(Stated goal) Report how many lines below contain the word "位于湖北武汉境内", and give only that number.

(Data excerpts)
+---+

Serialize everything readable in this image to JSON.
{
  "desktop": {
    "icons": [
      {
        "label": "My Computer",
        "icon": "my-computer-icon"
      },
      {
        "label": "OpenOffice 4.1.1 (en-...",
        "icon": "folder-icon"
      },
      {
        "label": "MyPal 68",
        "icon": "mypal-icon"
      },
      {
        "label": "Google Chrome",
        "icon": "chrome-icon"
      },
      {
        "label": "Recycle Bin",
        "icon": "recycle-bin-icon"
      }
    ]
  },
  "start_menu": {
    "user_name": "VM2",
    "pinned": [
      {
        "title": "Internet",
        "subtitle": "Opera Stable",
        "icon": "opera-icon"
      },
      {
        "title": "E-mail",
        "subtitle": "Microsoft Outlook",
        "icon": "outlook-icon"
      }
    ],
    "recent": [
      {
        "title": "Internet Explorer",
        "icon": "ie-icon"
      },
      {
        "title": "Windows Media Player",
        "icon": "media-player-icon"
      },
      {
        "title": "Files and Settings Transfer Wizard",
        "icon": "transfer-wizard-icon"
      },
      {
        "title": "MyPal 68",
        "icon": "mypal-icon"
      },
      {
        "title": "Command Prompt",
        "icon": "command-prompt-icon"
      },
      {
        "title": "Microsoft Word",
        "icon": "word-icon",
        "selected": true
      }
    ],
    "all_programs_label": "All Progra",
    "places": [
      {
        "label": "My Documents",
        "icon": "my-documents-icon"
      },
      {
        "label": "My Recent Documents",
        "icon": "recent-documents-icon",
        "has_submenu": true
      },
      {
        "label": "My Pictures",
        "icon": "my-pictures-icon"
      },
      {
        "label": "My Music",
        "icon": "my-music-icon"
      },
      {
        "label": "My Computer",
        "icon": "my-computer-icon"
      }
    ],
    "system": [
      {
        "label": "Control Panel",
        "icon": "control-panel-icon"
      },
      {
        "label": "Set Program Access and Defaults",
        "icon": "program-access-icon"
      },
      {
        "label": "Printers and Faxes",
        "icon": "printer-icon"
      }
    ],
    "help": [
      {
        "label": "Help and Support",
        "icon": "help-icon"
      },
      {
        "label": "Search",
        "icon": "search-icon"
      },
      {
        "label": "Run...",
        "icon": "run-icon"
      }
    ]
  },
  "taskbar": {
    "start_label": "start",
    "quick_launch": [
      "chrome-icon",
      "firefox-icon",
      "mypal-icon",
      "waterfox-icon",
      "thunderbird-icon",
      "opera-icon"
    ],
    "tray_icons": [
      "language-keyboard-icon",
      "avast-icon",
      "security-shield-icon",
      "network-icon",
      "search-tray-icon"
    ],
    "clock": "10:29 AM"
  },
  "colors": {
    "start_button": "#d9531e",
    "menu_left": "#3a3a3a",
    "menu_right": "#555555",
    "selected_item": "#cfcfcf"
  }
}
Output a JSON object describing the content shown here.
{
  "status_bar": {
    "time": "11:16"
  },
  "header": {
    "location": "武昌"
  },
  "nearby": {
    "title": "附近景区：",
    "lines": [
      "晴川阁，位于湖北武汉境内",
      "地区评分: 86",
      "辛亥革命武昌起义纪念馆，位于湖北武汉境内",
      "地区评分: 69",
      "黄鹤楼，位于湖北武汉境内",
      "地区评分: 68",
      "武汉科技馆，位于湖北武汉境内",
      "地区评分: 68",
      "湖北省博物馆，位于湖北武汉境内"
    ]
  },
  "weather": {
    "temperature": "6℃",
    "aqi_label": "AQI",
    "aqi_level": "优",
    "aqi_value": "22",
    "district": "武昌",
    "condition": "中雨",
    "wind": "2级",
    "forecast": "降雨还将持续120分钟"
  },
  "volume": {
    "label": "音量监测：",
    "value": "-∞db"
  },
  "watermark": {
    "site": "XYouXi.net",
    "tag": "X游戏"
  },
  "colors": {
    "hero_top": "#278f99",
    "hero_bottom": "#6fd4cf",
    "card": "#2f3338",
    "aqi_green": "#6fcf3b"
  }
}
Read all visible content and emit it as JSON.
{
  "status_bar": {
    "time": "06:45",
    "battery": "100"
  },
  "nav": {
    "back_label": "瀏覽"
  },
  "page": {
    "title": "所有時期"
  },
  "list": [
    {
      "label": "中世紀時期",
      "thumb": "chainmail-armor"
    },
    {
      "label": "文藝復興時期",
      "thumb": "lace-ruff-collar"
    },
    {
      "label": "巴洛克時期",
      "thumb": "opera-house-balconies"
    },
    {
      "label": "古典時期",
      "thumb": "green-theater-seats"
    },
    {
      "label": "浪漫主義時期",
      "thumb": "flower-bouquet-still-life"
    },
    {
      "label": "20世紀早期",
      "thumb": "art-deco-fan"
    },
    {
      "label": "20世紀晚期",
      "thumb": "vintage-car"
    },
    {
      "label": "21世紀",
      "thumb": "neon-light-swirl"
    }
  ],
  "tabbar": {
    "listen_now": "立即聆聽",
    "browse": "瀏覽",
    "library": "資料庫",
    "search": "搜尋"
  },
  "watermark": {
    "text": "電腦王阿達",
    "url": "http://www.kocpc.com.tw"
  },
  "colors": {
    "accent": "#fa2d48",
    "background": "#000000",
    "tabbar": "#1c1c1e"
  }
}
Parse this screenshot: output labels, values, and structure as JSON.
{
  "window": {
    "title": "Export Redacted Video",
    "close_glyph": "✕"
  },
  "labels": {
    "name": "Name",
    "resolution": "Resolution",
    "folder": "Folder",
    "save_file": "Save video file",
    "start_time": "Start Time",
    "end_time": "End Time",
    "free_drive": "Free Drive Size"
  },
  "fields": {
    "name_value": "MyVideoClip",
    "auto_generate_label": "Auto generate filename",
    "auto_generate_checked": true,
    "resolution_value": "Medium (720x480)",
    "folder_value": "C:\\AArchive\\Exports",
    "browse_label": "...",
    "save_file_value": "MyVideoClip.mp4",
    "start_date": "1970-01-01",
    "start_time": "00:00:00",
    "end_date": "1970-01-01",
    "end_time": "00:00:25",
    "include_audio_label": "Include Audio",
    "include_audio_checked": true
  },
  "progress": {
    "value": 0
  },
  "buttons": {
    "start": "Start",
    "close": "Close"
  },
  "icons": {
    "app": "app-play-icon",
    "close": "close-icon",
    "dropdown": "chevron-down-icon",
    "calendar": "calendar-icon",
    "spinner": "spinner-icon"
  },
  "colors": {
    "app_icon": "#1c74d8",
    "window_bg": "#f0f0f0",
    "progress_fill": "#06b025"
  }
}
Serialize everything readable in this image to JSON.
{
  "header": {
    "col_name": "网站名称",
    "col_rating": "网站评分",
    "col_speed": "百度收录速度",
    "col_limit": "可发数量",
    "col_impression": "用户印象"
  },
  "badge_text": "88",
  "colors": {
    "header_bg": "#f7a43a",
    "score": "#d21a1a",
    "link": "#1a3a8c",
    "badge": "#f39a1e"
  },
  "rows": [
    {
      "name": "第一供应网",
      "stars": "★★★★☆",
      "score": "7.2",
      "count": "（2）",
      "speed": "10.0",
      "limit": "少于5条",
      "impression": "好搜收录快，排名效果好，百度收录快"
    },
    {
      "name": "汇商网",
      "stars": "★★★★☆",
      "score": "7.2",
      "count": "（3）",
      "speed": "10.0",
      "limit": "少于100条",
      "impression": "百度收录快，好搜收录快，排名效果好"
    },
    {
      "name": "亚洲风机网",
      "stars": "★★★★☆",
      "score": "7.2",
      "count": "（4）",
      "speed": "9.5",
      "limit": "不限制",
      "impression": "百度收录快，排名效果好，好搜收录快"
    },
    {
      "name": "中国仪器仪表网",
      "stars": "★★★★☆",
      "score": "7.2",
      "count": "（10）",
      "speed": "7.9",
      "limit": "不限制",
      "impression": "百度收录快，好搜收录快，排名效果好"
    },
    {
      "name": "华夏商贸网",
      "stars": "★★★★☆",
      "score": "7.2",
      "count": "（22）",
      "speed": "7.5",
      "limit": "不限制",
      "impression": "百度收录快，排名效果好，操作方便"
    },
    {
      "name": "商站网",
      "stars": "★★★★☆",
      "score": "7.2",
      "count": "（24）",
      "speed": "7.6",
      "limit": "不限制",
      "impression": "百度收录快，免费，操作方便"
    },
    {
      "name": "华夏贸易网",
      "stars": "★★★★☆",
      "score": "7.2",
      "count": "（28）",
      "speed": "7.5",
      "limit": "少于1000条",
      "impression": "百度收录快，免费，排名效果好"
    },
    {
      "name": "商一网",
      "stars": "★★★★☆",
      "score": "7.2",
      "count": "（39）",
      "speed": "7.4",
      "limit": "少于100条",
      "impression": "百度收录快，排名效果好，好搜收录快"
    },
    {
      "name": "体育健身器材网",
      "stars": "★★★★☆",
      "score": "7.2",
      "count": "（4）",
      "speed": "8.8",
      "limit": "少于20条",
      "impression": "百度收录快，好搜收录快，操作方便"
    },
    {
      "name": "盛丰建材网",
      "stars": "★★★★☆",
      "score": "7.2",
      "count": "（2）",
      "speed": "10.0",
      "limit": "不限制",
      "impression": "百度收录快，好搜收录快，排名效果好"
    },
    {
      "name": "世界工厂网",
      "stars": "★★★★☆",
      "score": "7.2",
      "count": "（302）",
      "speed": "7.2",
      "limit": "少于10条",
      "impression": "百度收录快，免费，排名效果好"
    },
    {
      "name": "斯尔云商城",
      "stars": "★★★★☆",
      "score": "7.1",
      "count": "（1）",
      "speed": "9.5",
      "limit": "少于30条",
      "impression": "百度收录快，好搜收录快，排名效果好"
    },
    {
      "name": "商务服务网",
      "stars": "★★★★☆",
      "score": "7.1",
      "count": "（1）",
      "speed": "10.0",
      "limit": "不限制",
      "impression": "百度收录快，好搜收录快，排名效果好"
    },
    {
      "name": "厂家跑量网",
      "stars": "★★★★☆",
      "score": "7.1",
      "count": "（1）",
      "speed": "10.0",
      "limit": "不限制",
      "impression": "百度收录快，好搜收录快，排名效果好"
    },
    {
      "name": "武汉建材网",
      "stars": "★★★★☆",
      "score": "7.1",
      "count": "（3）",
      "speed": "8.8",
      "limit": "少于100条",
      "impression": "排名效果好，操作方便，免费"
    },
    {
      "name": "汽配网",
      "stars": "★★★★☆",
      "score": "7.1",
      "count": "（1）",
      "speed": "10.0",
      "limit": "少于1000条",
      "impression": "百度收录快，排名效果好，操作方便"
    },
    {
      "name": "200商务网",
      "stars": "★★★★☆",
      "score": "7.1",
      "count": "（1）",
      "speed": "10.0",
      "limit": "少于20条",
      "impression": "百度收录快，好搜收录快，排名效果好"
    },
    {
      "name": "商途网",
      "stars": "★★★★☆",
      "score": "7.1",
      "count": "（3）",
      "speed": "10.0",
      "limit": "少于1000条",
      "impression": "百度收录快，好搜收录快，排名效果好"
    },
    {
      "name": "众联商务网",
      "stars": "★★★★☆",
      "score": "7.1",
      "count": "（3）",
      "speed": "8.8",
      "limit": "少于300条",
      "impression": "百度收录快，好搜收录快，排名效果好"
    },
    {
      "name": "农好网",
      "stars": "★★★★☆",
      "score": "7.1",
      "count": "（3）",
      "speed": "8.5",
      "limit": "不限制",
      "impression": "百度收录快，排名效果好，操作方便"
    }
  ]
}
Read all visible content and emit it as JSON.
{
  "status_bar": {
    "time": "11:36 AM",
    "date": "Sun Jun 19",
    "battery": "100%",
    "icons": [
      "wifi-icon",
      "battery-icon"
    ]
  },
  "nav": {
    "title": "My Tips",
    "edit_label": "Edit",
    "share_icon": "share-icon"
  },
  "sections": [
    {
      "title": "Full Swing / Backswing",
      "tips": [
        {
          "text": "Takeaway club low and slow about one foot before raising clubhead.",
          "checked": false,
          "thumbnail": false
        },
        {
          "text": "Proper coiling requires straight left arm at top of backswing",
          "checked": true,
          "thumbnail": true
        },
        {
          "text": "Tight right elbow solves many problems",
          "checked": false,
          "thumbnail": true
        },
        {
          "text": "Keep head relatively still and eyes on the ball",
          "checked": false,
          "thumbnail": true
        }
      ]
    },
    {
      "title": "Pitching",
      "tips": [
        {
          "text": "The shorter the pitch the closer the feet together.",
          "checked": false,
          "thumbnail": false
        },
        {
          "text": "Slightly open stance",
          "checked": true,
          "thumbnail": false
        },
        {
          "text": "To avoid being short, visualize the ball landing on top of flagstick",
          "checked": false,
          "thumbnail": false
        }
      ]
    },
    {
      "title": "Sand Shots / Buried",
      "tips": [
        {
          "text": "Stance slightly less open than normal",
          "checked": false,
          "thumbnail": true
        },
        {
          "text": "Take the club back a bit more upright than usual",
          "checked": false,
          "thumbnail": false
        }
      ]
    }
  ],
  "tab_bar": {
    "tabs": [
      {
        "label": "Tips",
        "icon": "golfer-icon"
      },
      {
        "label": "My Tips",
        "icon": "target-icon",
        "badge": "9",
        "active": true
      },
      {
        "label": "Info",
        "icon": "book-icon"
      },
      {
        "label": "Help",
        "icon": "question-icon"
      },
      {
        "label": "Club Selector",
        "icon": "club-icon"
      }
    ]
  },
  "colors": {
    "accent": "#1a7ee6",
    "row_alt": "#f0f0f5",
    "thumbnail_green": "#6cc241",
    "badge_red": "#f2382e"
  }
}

+---+

(Answer to this problem) 5